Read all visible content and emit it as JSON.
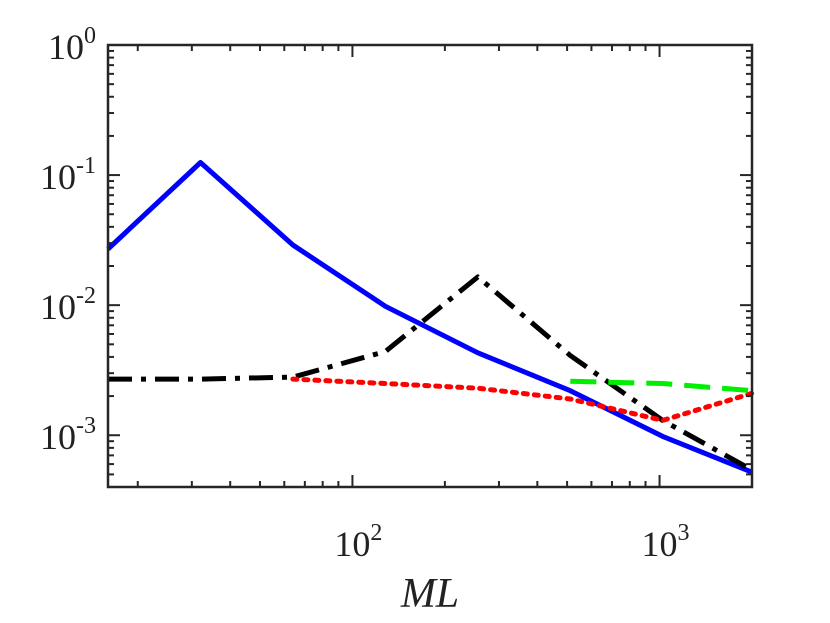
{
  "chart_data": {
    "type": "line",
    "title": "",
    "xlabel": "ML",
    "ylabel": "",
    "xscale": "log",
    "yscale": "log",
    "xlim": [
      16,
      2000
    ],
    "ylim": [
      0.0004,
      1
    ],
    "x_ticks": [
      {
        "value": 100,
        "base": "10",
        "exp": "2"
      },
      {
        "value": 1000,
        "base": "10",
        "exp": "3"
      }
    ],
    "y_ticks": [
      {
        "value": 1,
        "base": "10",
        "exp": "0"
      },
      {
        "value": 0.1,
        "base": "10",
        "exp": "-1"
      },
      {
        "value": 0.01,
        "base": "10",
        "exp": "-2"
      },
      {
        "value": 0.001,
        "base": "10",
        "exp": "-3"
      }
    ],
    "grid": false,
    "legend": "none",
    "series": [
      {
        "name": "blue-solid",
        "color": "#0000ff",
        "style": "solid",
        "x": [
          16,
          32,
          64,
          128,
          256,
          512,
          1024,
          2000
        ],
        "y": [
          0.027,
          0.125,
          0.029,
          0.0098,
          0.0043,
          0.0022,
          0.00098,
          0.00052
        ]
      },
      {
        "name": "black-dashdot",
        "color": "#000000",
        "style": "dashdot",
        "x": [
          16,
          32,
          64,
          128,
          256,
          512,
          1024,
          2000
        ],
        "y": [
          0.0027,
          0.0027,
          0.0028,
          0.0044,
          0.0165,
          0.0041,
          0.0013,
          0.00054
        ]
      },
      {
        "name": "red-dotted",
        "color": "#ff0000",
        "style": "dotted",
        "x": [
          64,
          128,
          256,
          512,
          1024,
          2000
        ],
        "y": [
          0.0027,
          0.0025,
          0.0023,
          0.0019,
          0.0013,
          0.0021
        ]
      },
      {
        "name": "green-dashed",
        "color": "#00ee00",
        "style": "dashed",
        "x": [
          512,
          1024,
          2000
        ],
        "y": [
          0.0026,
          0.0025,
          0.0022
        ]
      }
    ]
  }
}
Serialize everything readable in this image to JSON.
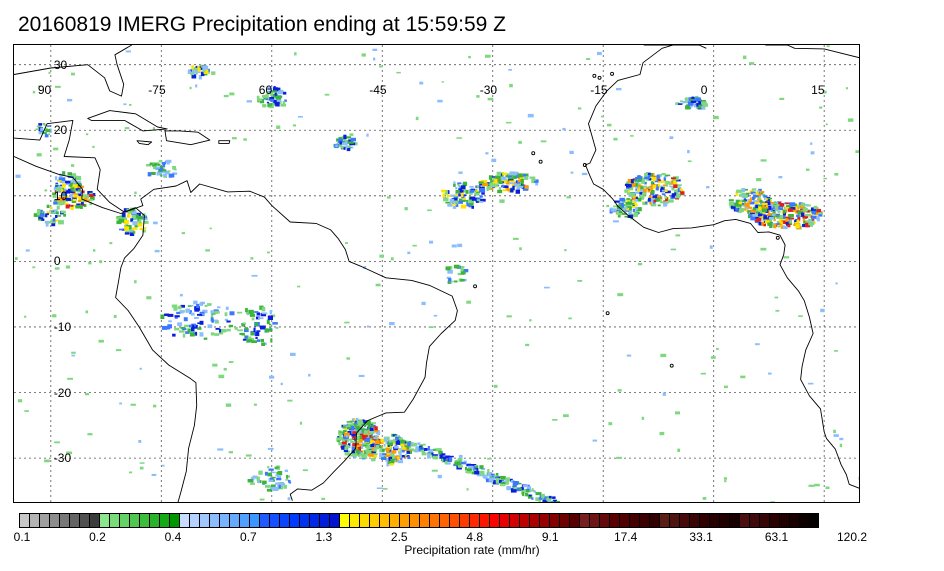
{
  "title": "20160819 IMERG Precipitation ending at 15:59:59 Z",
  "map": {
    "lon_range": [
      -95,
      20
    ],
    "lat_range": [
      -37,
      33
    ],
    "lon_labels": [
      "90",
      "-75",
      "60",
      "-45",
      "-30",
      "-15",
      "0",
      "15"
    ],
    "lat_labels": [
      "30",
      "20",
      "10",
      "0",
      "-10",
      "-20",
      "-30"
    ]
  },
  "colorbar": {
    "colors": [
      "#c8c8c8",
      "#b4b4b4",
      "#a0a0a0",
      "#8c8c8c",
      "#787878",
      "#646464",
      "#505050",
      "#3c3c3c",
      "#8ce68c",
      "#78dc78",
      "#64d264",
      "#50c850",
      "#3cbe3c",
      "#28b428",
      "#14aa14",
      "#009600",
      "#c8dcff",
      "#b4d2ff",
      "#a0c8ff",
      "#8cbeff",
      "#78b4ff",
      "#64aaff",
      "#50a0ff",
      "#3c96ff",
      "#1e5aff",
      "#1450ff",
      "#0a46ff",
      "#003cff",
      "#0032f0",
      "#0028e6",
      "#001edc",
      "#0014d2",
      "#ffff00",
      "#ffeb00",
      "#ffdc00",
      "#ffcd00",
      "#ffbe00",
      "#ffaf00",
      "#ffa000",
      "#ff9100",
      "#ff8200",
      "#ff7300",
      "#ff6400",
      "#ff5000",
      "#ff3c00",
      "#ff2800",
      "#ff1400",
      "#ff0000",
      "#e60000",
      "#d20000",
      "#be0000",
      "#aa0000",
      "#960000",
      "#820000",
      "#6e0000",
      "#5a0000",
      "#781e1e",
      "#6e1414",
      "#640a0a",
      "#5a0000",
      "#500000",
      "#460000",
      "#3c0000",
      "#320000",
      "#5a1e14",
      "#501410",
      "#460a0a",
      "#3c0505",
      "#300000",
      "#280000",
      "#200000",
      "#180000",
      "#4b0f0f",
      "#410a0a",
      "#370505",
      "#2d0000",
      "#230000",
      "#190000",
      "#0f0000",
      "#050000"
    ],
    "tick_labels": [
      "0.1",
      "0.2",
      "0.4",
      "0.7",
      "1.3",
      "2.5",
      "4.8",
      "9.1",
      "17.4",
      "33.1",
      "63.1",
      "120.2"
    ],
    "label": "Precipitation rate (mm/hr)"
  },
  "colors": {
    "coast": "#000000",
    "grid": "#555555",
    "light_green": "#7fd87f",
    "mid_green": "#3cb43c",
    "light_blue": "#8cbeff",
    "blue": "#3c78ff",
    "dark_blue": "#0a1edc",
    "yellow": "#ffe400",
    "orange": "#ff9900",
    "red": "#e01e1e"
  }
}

■ ■ ■ ■

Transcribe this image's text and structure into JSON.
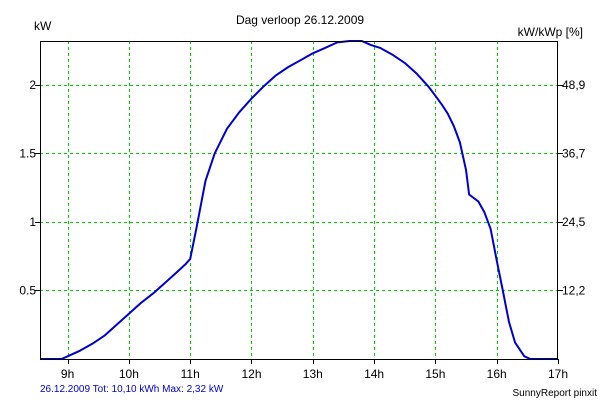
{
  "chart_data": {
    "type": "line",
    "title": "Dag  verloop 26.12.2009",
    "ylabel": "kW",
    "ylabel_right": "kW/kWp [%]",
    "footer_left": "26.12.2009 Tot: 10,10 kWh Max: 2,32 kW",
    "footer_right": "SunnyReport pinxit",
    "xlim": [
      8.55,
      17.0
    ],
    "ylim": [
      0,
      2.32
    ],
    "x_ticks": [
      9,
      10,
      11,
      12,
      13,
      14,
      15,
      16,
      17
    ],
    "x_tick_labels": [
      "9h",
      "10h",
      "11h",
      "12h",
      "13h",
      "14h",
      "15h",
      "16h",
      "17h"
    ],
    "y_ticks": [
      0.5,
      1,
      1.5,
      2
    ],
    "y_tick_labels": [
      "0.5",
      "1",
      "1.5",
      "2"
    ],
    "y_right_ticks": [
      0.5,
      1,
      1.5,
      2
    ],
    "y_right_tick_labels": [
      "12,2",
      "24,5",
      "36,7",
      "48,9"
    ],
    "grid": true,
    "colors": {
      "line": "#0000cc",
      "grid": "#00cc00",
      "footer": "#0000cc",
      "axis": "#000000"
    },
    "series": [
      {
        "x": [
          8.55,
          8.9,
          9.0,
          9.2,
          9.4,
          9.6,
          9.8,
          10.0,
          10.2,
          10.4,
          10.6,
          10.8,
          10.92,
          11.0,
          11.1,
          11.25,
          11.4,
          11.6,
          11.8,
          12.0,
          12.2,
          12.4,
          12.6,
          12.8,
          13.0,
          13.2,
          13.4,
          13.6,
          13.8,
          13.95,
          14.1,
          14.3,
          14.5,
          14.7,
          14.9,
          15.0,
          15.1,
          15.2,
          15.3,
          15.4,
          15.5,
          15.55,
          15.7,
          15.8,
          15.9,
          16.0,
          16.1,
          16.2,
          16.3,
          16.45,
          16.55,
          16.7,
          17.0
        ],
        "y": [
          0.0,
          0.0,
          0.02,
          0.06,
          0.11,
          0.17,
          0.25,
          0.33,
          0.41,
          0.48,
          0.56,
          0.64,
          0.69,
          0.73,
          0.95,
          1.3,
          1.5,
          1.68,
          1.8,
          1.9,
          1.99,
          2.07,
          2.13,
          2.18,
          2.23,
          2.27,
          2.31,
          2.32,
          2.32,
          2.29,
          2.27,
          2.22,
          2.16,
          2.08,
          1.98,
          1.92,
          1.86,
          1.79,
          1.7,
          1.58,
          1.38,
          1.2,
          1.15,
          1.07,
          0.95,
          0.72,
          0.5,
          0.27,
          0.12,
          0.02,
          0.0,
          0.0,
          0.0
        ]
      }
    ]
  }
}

■ ■ ■ ■

- **TASK INSTRUCTIONS**: Extract all lines that hold the word "style".

- **RESPONSE TO THE EXERCISE**:
        "style": "solid",
        "style": "dashdot",
        "style": "dotted",
        "style": "dashed",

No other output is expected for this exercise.